Del texto sobre Steven Seagal, vuelve a escribir tal cual el tramo que va desde "O también puedo" hasta "del cine español.".

=== Texto proporcionado ===
_____
De Chuck Norris a Steven Seagal

Después de esta semana me trasladan a Cultura, pero fijo. Antes de empezar, a los que han entrado buscando más gresca después del post sobre el asunto de Hermann Tertsch se chinchan, que esta vez va del patadero de verdad. Pero ya que están aquí, aprovecho para decirles que me han decepcionado por el bajo nivel de los comentarios. Todavía me estoy pensando borrarlos todos y que paguen justos por pecadores. Qué vergüenza.

O también puedo decidir que creo que alguien ha cometido un delito y llamar a Steven Seagal. Si estuviéramos en Lousiana lo haría. Porque allí es legal que el jefe Ryback suelte capones. Y ese es el punto: el actor con menos registros que Nicholas Cage (lo que le sitúa en valores negativos) es, desde hace dos décadas, policía en el condado de Jefferson. Técnicamente es “Reserve Deputy Chief Sheriff”, que si no lo he entendido mal, significa que además es el que manda en su equipo. Como si aquí te haces guardia civil y te toca de jefe Antonio Resines. Por poner de ejemplo un héroe de acción del cine español.

Todo esto se lo cuento porque es la trama de un reality que ha arrasado en su estreno en Estados Unidos: Steven Seagal: Lawman. Se lo imaginan, ¿no? Unas cuantas cámaras, un par de coches de policía y un repartidor de galletas de Hollywood metido a policía como protagonista absoluto. Sólo tengo un adjetivo: brutal.
_____
=== Filas proporcionadas ===
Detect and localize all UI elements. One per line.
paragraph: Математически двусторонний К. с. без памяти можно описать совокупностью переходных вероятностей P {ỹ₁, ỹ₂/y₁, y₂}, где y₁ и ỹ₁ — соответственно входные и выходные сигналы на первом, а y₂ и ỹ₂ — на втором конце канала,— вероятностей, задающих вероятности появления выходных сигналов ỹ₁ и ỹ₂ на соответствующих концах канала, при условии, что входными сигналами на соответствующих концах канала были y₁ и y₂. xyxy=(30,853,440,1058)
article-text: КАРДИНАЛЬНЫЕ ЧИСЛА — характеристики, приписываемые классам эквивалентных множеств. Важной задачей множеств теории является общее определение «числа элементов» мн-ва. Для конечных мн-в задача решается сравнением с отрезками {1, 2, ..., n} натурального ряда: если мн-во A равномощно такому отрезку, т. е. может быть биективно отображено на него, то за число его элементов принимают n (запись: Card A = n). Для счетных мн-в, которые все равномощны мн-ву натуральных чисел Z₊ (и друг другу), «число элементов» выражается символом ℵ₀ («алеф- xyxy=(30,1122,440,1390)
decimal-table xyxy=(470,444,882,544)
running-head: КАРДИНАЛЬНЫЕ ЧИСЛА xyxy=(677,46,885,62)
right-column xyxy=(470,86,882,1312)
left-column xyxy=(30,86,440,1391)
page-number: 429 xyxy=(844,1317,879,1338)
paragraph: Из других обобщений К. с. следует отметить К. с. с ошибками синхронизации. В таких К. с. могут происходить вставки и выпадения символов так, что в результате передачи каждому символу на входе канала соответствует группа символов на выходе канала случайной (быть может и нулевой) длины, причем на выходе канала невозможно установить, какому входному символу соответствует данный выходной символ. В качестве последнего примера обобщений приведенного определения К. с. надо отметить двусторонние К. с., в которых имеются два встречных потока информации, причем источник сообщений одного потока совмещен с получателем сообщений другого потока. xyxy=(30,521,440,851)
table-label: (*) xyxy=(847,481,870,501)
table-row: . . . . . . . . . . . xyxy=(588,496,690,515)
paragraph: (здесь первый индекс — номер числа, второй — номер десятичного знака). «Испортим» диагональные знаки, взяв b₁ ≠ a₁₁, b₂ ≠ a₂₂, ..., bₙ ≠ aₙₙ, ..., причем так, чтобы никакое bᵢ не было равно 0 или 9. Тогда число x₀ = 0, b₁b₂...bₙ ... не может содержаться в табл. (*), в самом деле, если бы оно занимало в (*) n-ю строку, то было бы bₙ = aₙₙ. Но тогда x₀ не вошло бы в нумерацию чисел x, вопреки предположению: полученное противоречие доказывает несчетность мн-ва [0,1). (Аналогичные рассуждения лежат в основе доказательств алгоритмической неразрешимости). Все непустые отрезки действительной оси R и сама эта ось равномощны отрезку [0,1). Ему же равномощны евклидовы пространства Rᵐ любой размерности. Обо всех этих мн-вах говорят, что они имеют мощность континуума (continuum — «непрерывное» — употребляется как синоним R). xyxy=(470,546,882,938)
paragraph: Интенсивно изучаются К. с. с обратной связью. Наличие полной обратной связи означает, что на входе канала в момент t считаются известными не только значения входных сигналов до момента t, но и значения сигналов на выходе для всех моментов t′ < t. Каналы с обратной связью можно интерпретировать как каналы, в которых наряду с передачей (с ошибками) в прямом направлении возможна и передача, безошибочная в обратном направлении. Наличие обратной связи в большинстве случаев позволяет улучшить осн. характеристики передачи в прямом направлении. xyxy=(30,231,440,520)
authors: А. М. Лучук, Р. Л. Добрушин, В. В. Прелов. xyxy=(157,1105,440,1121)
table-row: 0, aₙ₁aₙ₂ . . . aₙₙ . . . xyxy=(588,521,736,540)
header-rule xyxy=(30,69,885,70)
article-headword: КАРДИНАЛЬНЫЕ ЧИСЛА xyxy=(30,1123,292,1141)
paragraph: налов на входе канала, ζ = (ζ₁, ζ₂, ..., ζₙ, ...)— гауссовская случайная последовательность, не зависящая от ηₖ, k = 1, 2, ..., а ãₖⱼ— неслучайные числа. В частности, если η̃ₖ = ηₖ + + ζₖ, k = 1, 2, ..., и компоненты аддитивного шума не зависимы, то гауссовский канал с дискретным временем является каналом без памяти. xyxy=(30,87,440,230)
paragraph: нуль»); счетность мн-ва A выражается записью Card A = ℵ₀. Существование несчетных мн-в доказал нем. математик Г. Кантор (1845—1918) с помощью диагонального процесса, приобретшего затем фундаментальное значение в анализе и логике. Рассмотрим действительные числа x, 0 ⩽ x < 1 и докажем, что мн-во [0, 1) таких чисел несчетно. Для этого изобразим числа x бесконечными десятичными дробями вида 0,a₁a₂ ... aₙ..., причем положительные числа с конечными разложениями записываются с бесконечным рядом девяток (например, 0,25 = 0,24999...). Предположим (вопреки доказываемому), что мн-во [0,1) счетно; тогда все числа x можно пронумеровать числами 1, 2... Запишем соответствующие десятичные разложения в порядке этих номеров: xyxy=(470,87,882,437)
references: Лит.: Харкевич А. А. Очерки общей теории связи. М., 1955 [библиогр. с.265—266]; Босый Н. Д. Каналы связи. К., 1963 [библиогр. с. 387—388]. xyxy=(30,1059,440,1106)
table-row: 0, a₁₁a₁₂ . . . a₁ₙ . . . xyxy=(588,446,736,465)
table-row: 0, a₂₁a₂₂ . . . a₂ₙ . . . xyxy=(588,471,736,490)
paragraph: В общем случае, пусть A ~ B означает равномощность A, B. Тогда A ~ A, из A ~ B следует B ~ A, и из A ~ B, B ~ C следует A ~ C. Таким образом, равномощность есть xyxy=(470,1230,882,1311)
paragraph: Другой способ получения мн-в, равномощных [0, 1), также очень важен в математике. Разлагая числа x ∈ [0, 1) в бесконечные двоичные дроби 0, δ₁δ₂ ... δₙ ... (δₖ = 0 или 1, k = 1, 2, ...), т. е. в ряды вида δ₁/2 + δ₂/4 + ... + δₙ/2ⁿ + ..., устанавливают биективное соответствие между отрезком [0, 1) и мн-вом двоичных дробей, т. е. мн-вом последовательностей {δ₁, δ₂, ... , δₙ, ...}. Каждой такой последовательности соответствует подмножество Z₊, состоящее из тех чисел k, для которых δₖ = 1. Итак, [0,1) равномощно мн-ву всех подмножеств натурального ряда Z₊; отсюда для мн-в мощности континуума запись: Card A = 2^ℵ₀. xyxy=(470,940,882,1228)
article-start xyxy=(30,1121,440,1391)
_____
=== Respuesta esperada ===
O también puedo decidir que creo que alguien ha cometido un delito y llamar a Steven Seagal. Si estuviéramos en Lousiana lo haría. Porque allí es legal que el jefe Ryback suelte capones. Y ese es el punto: el actor con menos registros que Nicholas Cage (lo que le sitúa en valores negativos) es, desde hace dos décadas, policía en el condado de Jefferson. Técnicamente es “Reserve Deputy Chief Sheriff”, que si no lo he entendido mal, significa que además es el que manda en su equipo. Como si aquí te haces guardia civil y te toca de jefe Antonio Resines. Por poner de ejemplo un héroe de acción del cine español.